### WORK TO BE COMPLETED:
Without the images, print all the entries below exactly as given.
● ● ● ● ● ● ●
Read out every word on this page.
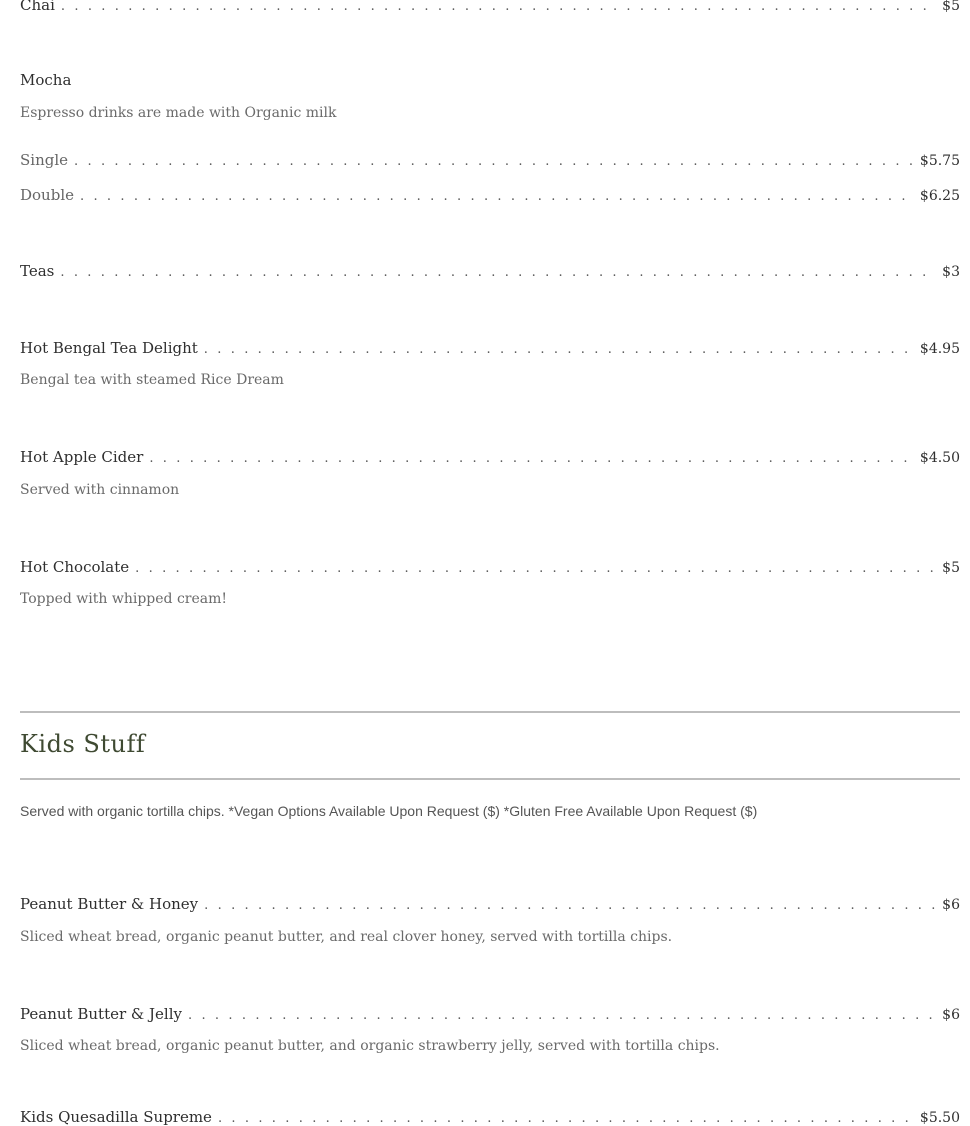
Chai . . .	$5
Mocha
Espresso drinks are made with Organic milk
Single . . .	$5.75
Double . . .	$6.25
Teas . . .	$3
Hot Bengal Tea Delight . . .	$4.95
Bengal tea with steamed Rice Dream
Hot Apple Cider . . .	$4.50
Served with cinnamon
Hot Chocolate . . .	$5
Topped with whipped cream!
Kids Stuff
Served with organic tortilla chips. *Vegan Options Available Upon Request ($) *Gluten Free Available Upon Request ($)
Peanut Butter & Honey . . .	$6
Sliced wheat bread, organic peanut butter, and real clover honey, served with tortilla chips.
Peanut Butter & Jelly . . .	$6
Sliced wheat bread, organic peanut butter, and organic strawberry jelly, served with tortilla chips.
Kids Quesadilla Supreme . . .	$5.50
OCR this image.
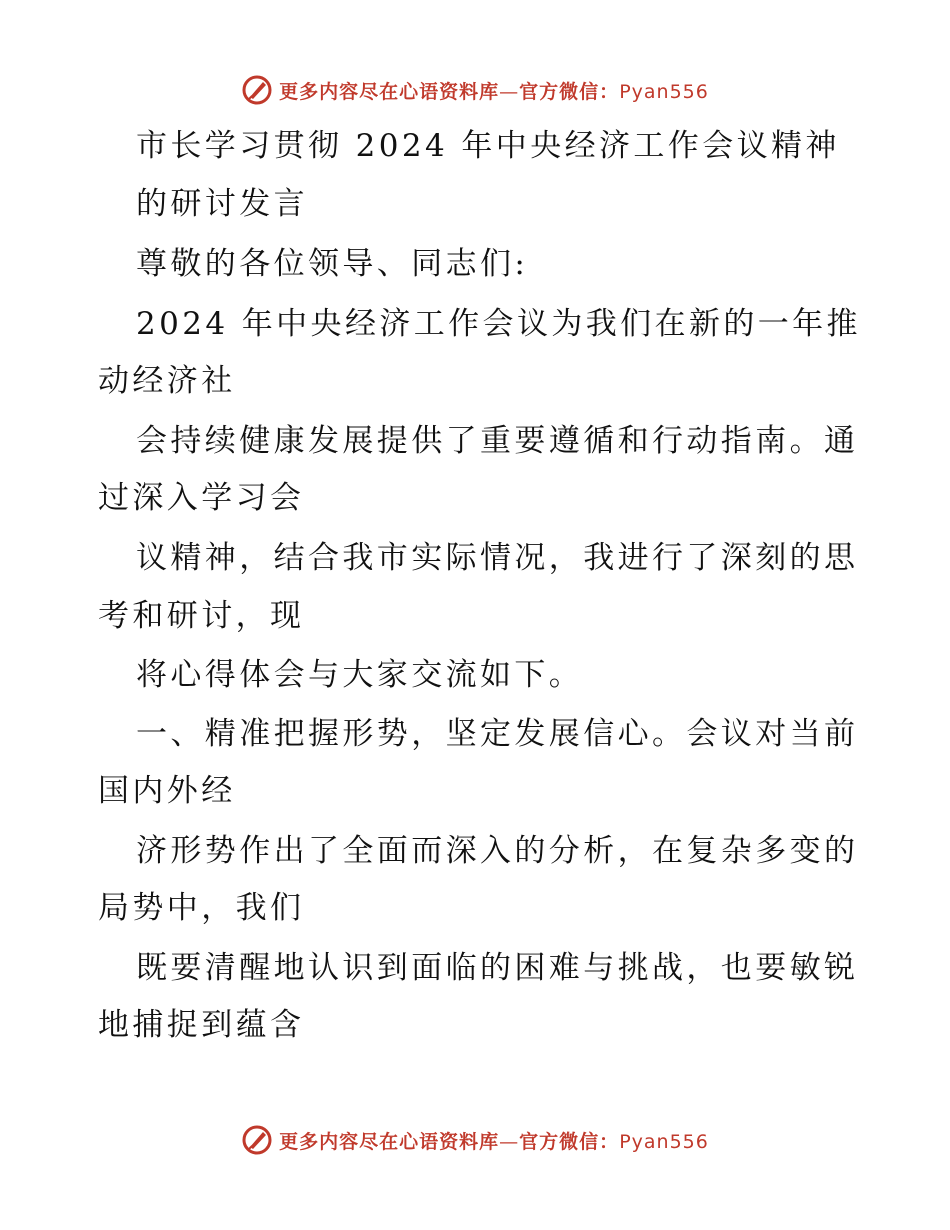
更多内容尽在心语资料库—官方微信：Pyan556
市长学习贯彻 2024 年中央经济工作会议精神
的研讨发言
尊敬的各位领导、同志们:
2024 年中央经济工作会议为我们在新的一年推
动经济社
会持续健康发展提供了重要遵循和行动指南。通
过深入学习会
议精神，结合我市实际情况，我进行了深刻的思
考和研讨，现
将心得体会与大家交流如下。
一、精准把握形势，坚定发展信心。会议对当前
国内外经
济形势作出了全面而深入的分析，在复杂多变的
局势中，我们
既要清醒地认识到面临的困难与挑战，也要敏锐
地捕捉到蕴含
更多内容尽在心语资料库—官方微信：Pyan556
● ● ● ● ● ● ●
### RESPONSE FOR THIS EXERCISE:
Read out every word on this page.
Chai . . .	$5
Mocha
Espresso drinks are made with Organic milk
Single . . .	$5.75
Double . . .	$6.25
Teas . . .	$3
Hot Bengal Tea Delight . . .	$4.95
Bengal tea with steamed Rice Dream
Hot Apple Cider . . .	$4.50
Served with cinnamon
Hot Chocolate . . .	$5
Topped with whipped cream!
Kids Stuff
Served with organic tortilla chips. *Vegan Options Available Upon Request ($) *Gluten Free Available Upon Request ($)
Peanut Butter & Honey . . .	$6
Sliced wheat bread, organic peanut butter, and real clover honey, served with tortilla chips.
Peanut Butter & Jelly . . .	$6
Sliced wheat bread, organic peanut butter, and organic strawberry jelly, served with tortilla chips.
Kids Quesadilla Supreme . . .	$5.50
OCR this image.
更多内容尽在心语资料库—官方微信：Pyan556
市长学习贯彻 2024 年中央经济工作会议精神
的研讨发言
尊敬的各位领导、同志们:
2024 年中央经济工作会议为我们在新的一年推
动经济社
会持续健康发展提供了重要遵循和行动指南。通
过深入学习会
议精神，结合我市实际情况，我进行了深刻的思
考和研讨，现
将心得体会与大家交流如下。
一、精准把握形势，坚定发展信心。会议对当前
国内外经
济形势作出了全面而深入的分析，在复杂多变的
局势中，我们
既要清醒地认识到面临的困难与挑战，也要敏锐
地捕捉到蕴含
更多内容尽在心语资料库—官方微信：Pyan556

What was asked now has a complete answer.